[Stored entries]
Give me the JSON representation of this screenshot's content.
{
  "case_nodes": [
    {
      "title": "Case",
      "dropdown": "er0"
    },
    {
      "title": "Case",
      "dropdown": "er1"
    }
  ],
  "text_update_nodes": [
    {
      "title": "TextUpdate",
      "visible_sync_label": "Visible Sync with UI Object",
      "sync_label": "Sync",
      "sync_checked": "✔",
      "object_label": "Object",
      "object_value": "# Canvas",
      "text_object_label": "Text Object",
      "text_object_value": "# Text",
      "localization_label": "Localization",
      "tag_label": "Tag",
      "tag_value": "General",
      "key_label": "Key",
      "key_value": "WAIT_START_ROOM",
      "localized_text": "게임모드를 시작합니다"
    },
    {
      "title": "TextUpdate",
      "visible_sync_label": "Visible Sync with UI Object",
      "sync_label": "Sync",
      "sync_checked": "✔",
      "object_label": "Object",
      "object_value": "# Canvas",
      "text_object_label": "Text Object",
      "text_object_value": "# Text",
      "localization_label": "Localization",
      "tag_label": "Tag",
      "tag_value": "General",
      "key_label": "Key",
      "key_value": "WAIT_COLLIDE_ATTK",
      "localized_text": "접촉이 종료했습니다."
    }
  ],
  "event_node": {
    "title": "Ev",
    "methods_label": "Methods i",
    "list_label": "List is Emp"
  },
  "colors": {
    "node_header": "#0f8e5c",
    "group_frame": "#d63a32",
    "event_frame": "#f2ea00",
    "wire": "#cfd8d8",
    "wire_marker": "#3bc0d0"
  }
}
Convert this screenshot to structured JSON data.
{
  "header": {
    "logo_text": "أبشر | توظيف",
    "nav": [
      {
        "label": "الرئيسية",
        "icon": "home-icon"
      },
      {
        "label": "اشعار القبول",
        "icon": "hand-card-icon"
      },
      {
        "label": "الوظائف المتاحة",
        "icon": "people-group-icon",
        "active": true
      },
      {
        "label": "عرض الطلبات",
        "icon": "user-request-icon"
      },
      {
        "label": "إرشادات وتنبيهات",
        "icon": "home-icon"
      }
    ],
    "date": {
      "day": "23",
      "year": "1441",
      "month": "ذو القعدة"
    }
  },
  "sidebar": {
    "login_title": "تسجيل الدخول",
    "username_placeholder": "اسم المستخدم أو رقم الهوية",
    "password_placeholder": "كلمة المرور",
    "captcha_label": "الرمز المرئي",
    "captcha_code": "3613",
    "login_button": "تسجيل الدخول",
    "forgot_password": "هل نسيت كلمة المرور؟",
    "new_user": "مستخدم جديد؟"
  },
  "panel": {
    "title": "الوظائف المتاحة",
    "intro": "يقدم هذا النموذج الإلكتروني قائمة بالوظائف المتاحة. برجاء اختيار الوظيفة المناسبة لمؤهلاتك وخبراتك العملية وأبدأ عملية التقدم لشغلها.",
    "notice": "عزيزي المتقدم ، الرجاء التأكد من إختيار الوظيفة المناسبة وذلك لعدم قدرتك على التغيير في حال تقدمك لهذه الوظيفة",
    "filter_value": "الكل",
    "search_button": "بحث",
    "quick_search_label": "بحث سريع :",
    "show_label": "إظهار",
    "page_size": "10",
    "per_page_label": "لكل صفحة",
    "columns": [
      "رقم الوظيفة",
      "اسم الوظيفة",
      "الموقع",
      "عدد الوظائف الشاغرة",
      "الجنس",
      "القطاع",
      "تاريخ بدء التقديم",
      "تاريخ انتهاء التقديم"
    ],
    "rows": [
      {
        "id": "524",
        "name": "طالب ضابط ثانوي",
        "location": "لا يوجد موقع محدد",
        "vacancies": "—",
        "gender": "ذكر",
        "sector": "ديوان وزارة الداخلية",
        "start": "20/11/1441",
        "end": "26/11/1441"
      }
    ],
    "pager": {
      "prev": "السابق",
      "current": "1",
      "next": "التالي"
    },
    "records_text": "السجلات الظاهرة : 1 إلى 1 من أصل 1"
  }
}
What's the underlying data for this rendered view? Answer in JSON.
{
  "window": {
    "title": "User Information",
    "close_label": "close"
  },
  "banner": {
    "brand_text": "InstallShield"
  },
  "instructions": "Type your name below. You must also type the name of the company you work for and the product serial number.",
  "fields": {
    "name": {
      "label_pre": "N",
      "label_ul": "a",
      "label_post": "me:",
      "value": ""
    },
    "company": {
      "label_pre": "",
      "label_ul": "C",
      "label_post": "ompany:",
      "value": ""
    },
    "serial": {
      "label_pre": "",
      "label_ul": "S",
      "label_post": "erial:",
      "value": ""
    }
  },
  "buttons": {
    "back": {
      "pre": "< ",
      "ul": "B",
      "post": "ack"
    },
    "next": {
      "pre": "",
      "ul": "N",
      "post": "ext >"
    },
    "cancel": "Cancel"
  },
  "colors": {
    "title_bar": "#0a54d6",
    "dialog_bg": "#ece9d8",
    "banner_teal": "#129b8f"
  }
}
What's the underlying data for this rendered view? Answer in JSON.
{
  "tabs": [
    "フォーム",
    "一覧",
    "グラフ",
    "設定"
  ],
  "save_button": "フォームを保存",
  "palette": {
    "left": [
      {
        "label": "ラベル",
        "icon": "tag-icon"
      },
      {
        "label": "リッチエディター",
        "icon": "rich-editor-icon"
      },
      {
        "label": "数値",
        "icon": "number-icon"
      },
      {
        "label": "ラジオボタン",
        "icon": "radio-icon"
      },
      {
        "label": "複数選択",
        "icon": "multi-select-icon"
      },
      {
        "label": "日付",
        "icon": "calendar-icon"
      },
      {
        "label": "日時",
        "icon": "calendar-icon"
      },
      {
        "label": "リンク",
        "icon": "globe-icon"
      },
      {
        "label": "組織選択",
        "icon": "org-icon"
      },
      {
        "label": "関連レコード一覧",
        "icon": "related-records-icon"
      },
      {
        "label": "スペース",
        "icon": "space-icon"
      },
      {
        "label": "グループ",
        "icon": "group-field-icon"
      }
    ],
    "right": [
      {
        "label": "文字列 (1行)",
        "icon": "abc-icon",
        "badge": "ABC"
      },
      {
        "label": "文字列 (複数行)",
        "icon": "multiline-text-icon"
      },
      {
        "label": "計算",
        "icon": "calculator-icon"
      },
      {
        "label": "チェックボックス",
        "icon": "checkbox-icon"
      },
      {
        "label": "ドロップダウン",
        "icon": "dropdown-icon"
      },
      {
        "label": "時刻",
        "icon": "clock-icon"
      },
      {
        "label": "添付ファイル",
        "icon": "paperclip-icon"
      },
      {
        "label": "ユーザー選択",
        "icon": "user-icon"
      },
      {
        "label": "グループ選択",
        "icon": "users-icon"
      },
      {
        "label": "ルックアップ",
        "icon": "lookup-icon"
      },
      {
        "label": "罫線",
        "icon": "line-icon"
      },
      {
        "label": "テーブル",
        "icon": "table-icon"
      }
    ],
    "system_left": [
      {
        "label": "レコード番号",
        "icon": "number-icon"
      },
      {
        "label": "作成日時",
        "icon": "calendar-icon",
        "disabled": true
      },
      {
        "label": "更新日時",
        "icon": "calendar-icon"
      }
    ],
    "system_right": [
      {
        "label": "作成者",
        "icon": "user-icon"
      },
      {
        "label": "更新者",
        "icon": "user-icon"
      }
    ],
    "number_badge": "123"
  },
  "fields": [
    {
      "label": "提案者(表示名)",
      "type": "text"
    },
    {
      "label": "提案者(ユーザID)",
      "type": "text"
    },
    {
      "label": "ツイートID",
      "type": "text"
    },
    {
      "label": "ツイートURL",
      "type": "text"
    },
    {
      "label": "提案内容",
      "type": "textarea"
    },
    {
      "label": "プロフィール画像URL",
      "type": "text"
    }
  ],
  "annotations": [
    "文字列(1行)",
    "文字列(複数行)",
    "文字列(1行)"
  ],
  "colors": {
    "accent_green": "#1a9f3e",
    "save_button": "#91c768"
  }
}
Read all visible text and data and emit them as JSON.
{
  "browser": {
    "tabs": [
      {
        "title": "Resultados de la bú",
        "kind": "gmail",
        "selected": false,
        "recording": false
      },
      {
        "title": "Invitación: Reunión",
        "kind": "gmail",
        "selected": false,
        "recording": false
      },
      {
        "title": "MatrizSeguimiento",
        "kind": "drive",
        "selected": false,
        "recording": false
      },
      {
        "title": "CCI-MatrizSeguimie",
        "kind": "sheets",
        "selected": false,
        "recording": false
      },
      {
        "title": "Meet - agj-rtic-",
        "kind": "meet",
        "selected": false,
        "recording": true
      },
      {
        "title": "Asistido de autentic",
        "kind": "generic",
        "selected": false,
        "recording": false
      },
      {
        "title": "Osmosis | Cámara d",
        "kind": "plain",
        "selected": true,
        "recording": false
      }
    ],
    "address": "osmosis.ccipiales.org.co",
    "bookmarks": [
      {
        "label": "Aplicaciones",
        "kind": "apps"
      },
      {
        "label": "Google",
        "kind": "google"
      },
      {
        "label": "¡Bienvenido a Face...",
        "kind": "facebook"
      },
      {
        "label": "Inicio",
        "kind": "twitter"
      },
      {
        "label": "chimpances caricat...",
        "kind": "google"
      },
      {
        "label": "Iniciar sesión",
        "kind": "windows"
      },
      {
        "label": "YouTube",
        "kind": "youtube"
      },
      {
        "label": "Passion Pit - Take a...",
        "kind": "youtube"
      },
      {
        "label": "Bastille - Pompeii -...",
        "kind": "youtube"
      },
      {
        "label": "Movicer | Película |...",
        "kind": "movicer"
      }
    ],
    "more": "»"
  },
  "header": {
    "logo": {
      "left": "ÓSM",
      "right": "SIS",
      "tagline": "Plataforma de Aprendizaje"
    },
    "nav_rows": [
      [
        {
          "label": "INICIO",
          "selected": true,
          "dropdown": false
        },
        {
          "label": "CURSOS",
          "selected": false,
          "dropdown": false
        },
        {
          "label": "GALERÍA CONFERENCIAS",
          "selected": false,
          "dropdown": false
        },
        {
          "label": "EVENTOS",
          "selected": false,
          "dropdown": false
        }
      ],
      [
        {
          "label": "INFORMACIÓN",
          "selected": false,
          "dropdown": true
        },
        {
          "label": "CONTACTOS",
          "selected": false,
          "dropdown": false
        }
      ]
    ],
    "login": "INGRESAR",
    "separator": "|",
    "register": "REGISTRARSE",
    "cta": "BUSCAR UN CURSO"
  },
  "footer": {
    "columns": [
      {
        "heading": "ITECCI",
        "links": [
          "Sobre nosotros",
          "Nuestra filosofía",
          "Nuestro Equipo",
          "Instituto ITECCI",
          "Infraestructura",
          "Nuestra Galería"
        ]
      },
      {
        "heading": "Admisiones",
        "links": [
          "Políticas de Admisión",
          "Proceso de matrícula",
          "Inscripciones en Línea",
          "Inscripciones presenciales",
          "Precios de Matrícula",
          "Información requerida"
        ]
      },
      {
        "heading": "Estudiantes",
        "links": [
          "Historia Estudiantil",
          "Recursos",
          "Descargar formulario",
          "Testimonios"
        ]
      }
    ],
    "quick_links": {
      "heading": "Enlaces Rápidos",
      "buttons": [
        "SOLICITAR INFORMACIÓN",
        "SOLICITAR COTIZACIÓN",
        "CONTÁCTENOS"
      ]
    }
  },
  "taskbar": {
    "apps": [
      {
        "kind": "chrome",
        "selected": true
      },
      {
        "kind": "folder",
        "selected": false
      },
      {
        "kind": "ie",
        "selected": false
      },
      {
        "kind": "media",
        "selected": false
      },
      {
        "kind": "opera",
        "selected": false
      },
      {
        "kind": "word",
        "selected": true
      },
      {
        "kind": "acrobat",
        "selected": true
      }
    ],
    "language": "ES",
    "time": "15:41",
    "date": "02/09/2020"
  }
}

** DIRECTIVE **
Across all the entries, count the lines that contain the word "data" and give the number by itself.

** THE RESPONSE **
4